— Start of Input material —
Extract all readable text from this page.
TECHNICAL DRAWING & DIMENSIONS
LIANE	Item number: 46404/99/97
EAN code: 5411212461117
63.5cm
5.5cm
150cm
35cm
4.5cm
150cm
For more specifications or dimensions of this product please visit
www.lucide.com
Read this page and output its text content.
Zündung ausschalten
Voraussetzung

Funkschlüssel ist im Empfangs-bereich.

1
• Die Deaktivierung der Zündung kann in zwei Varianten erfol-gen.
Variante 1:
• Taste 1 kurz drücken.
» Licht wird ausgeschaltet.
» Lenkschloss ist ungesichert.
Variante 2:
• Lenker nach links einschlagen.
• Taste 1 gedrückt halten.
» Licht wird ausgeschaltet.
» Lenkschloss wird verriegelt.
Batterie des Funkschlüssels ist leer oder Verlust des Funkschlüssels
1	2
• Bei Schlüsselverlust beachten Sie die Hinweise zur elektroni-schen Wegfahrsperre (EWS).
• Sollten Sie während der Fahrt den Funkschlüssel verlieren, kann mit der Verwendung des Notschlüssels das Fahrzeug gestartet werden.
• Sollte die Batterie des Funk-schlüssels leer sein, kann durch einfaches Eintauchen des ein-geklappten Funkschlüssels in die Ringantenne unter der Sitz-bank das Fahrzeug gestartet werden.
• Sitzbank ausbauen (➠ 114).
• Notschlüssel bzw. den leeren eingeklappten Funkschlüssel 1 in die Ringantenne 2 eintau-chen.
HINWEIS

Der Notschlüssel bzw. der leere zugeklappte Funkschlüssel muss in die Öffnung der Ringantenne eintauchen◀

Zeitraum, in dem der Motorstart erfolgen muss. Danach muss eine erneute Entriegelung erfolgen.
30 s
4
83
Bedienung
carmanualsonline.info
— End of Input material —
▶ Task instructions: From the records above, copy every line that holds the word "this".

▶ Result of the exercise:
Extract all readable text from this page.
For more specifications or dimensions of this product please visit
Read this page and output its text content.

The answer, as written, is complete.